[start of Data lines]

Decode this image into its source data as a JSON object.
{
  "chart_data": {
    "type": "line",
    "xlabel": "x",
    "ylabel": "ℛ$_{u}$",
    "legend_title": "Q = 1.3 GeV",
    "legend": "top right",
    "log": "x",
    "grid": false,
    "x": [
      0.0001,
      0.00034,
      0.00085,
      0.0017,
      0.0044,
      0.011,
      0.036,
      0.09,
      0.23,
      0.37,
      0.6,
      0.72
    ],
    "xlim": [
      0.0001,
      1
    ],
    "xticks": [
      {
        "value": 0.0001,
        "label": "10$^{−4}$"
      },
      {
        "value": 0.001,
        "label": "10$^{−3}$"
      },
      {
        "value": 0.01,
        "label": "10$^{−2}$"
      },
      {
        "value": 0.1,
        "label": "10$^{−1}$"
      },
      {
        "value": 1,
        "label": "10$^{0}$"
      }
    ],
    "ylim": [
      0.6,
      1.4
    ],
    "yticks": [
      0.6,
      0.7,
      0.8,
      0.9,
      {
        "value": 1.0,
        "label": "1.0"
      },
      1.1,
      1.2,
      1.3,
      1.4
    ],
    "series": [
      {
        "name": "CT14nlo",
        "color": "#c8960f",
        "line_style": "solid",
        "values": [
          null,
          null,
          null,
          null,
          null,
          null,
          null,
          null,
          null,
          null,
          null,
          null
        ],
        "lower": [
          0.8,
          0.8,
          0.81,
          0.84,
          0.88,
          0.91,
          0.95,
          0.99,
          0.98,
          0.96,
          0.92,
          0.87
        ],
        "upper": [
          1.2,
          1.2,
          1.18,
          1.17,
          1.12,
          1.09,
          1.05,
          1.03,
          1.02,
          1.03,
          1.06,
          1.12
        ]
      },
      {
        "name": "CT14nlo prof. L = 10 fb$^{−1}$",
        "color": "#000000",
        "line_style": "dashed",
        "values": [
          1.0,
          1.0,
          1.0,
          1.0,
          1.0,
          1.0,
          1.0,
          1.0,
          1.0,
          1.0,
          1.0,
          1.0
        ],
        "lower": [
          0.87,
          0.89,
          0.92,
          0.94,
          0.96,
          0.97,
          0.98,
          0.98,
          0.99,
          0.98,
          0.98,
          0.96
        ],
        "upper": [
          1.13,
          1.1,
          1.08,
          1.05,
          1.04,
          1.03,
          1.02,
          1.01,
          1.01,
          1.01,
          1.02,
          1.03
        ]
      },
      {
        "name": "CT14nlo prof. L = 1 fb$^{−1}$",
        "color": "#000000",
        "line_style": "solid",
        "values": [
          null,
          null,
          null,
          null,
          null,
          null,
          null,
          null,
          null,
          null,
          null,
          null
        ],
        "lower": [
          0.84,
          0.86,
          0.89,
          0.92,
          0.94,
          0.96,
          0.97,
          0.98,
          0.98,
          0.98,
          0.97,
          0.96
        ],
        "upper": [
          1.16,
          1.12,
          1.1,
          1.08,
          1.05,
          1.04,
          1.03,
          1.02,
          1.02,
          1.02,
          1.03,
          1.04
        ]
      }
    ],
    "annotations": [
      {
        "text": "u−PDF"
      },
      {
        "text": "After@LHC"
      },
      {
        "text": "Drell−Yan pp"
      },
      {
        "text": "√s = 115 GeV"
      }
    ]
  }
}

[end of Data lines]

# Exercise aim
In full and verbatim, repeat the records given above.

# Response for this exercise
Decode this image into its source data as a JSON object.
{
  "chart_data": {
    "type": "line",
    "xlabel": "x",
    "ylabel": "ℛ$_{u}$",
    "legend_title": "Q = 1.3 GeV",
    "legend": "top right",
    "log": "x",
    "grid": false,
    "x": [
      0.0001,
      0.00034,
      0.00085,
      0.0017,
      0.0044,
      0.011,
      0.036,
      0.09,
      0.23,
      0.37,
      0.6,
      0.72
    ],
    "xlim": [
      0.0001,
      1
    ],
    "xticks": [
      {
        "value": 0.0001,
        "label": "10$^{−4}$"
      },
      {
        "value": 0.001,
        "label": "10$^{−3}$"
      },
      {
        "value": 0.01,
        "label": "10$^{−2}$"
      },
      {
        "value": 0.1,
        "label": "10$^{−1}$"
      },
      {
        "value": 1,
        "label": "10$^{0}$"
      }
    ],
    "ylim": [
      0.6,
      1.4
    ],
    "yticks": [
      0.6,
      0.7,
      0.8,
      0.9,
      {
        "value": 1.0,
        "label": "1.0"
      },
      1.1,
      1.2,
      1.3,
      1.4
    ],
    "series": [
      {
        "name": "CT14nlo",
        "color": "#c8960f",
        "line_style": "solid",
        "values": [
          null,
          null,
          null,
          null,
          null,
          null,
          null,
          null,
          null,
          null,
          null,
          null
        ],
        "lower": [
          0.8,
          0.8,
          0.81,
          0.84,
          0.88,
          0.91,
          0.95,
          0.99,
          0.98,
          0.96,
          0.92,
          0.87
        ],
        "upper": [
          1.2,
          1.2,
          1.18,
          1.17,
          1.12,
          1.09,
          1.05,
          1.03,
          1.02,
          1.03,
          1.06,
          1.12
        ]
      },
      {
        "name": "CT14nlo prof. L = 10 fb$^{−1}$",
        "color": "#000000",
        "line_style": "dashed",
        "values": [
          1.0,
          1.0,
          1.0,
          1.0,
          1.0,
          1.0,
          1.0,
          1.0,
          1.0,
          1.0,
          1.0,
          1.0
        ],
        "lower": [
          0.87,
          0.89,
          0.92,
          0.94,
          0.96,
          0.97,
          0.98,
          0.98,
          0.99,
          0.98,
          0.98,
          0.96
        ],
        "upper": [
          1.13,
          1.1,
          1.08,
          1.05,
          1.04,
          1.03,
          1.02,
          1.01,
          1.01,
          1.01,
          1.02,
          1.03
        ]
      },
      {
        "name": "CT14nlo prof. L = 1 fb$^{−1}$",
        "color": "#000000",
        "line_style": "solid",
        "values": [
          null,
          null,
          null,
          null,
          null,
          null,
          null,
          null,
          null,
          null,
          null,
          null
        ],
        "lower": [
          0.84,
          0.86,
          0.89,
          0.92,
          0.94,
          0.96,
          0.97,
          0.98,
          0.98,
          0.98,
          0.97,
          0.96
        ],
        "upper": [
          1.16,
          1.12,
          1.1,
          1.08,
          1.05,
          1.04,
          1.03,
          1.02,
          1.02,
          1.02,
          1.03,
          1.04
        ]
      }
    ],
    "annotations": [
      {
        "text": "u−PDF"
      },
      {
        "text": "After@LHC"
      },
      {
        "text": "Drell−Yan pp"
      },
      {
        "text": "√s = 115 GeV"
      }
    ]
  }
}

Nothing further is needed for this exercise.